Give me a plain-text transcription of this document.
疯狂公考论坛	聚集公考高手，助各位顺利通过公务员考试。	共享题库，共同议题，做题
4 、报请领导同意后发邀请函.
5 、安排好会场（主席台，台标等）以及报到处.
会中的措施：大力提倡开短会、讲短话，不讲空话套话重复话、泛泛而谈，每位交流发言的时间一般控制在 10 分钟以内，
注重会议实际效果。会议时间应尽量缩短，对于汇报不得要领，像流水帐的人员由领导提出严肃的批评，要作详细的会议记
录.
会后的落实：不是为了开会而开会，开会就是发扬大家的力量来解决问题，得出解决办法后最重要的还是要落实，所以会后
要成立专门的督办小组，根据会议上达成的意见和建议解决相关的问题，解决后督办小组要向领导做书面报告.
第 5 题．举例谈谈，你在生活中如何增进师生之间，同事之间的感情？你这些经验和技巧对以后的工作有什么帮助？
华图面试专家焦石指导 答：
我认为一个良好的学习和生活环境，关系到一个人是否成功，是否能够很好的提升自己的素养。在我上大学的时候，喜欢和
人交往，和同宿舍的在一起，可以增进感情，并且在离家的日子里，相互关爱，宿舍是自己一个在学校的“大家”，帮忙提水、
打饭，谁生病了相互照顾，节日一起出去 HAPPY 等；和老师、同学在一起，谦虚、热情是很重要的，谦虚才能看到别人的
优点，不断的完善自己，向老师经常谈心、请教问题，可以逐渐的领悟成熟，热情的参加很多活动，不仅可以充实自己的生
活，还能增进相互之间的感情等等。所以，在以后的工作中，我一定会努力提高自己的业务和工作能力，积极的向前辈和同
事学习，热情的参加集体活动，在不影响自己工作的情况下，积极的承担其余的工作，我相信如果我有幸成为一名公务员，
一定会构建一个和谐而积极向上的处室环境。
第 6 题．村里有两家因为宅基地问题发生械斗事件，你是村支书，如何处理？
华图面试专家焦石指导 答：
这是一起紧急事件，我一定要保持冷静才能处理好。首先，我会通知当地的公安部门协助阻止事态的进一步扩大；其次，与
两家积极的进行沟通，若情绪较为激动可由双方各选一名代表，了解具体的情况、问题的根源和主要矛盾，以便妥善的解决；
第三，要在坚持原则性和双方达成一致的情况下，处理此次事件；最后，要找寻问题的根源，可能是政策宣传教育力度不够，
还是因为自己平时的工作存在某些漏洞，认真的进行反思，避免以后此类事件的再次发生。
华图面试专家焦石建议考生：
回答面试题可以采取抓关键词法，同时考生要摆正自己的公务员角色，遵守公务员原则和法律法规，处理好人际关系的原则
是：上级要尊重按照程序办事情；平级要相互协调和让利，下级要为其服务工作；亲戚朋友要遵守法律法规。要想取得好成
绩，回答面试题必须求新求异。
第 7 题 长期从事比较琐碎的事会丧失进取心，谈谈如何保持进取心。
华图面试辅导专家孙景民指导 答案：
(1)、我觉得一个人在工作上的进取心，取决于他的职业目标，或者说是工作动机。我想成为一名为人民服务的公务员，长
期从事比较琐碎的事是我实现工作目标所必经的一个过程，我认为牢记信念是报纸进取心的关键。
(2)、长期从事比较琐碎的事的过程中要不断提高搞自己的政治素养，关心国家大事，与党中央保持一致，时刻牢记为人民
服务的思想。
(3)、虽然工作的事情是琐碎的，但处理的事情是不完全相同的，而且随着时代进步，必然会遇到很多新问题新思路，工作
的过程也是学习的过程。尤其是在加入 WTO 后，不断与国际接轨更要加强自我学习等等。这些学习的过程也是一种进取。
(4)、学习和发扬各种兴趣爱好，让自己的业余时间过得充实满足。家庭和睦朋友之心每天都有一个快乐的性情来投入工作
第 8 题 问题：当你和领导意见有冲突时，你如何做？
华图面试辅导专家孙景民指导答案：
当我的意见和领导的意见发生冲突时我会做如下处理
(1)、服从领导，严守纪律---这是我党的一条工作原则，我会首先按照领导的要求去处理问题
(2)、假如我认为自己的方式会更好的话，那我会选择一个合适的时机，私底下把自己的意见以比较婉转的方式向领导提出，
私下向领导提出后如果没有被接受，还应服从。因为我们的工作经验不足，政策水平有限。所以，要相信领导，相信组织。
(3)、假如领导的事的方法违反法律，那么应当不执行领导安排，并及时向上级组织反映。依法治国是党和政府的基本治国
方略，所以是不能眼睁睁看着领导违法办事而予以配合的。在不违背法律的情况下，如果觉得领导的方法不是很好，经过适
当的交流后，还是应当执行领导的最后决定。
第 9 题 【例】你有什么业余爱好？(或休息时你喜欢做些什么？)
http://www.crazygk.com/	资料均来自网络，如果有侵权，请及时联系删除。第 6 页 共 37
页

================

- Goal -
Restate each record exactly as written.

- Answer -
Give me a plain-text transcription of this document.
疯狂公考论坛	聚集公考高手，助各位顺利通过公务员考试。	共享题库，共同议题，做题
4 、报请领导同意后发邀请函.
5 、安排好会场（主席台，台标等）以及报到处.
会中的措施：大力提倡开短会、讲短话，不讲空话套话重复话、泛泛而谈，每位交流发言的时间一般控制在 10 分钟以内，
注重会议实际效果。会议时间应尽量缩短，对于汇报不得要领，像流水帐的人员由领导提出严肃的批评，要作详细的会议记
录.
会后的落实：不是为了开会而开会，开会就是发扬大家的力量来解决问题，得出解决办法后最重要的还是要落实，所以会后
要成立专门的督办小组，根据会议上达成的意见和建议解决相关的问题，解决后督办小组要向领导做书面报告.
第 5 题．举例谈谈，你在生活中如何增进师生之间，同事之间的感情？你这些经验和技巧对以后的工作有什么帮助？
华图面试专家焦石指导 答：
我认为一个良好的学习和生活环境，关系到一个人是否成功，是否能够很好的提升自己的素养。在我上大学的时候，喜欢和
人交往，和同宿舍的在一起，可以增进感情，并且在离家的日子里，相互关爱，宿舍是自己一个在学校的“大家”，帮忙提水、
打饭，谁生病了相互照顾，节日一起出去 HAPPY 等；和老师、同学在一起，谦虚、热情是很重要的，谦虚才能看到别人的
优点，不断的完善自己，向老师经常谈心、请教问题，可以逐渐的领悟成熟，热情的参加很多活动，不仅可以充实自己的生
活，还能增进相互之间的感情等等。所以，在以后的工作中，我一定会努力提高自己的业务和工作能力，积极的向前辈和同
事学习，热情的参加集体活动，在不影响自己工作的情况下，积极的承担其余的工作，我相信如果我有幸成为一名公务员，
一定会构建一个和谐而积极向上的处室环境。
第 6 题．村里有两家因为宅基地问题发生械斗事件，你是村支书，如何处理？
华图面试专家焦石指导 答：
这是一起紧急事件，我一定要保持冷静才能处理好。首先，我会通知当地的公安部门协助阻止事态的进一步扩大；其次，与
两家积极的进行沟通，若情绪较为激动可由双方各选一名代表，了解具体的情况、问题的根源和主要矛盾，以便妥善的解决；
第三，要在坚持原则性和双方达成一致的情况下，处理此次事件；最后，要找寻问题的根源，可能是政策宣传教育力度不够，
还是因为自己平时的工作存在某些漏洞，认真的进行反思，避免以后此类事件的再次发生。
华图面试专家焦石建议考生：
回答面试题可以采取抓关键词法，同时考生要摆正自己的公务员角色，遵守公务员原则和法律法规，处理好人际关系的原则
是：上级要尊重按照程序办事情；平级要相互协调和让利，下级要为其服务工作；亲戚朋友要遵守法律法规。要想取得好成
绩，回答面试题必须求新求异。
第 7 题 长期从事比较琐碎的事会丧失进取心，谈谈如何保持进取心。
华图面试辅导专家孙景民指导 答案：
(1)、我觉得一个人在工作上的进取心，取决于他的职业目标，或者说是工作动机。我想成为一名为人民服务的公务员，长
期从事比较琐碎的事是我实现工作目标所必经的一个过程，我认为牢记信念是报纸进取心的关键。
(2)、长期从事比较琐碎的事的过程中要不断提高搞自己的政治素养，关心国家大事，与党中央保持一致，时刻牢记为人民
服务的思想。
(3)、虽然工作的事情是琐碎的，但处理的事情是不完全相同的，而且随着时代进步，必然会遇到很多新问题新思路，工作
的过程也是学习的过程。尤其是在加入 WTO 后，不断与国际接轨更要加强自我学习等等。这些学习的过程也是一种进取。
(4)、学习和发扬各种兴趣爱好，让自己的业余时间过得充实满足。家庭和睦朋友之心每天都有一个快乐的性情来投入工作
第 8 题 问题：当你和领导意见有冲突时，你如何做？
华图面试辅导专家孙景民指导答案：
当我的意见和领导的意见发生冲突时我会做如下处理
(1)、服从领导，严守纪律---这是我党的一条工作原则，我会首先按照领导的要求去处理问题
(2)、假如我认为自己的方式会更好的话，那我会选择一个合适的时机，私底下把自己的意见以比较婉转的方式向领导提出，
私下向领导提出后如果没有被接受，还应服从。因为我们的工作经验不足，政策水平有限。所以，要相信领导，相信组织。
(3)、假如领导的事的方法违反法律，那么应当不执行领导安排，并及时向上级组织反映。依法治国是党和政府的基本治国
方略，所以是不能眼睁睁看着领导违法办事而予以配合的。在不违背法律的情况下，如果觉得领导的方法不是很好，经过适
当的交流后，还是应当执行领导的最后决定。
第 9 题 【例】你有什么业余爱好？(或休息时你喜欢做些什么？)
http://www.crazygk.com/	资料均来自网络，如果有侵权，请及时联系删除。第 6 页 共 37
页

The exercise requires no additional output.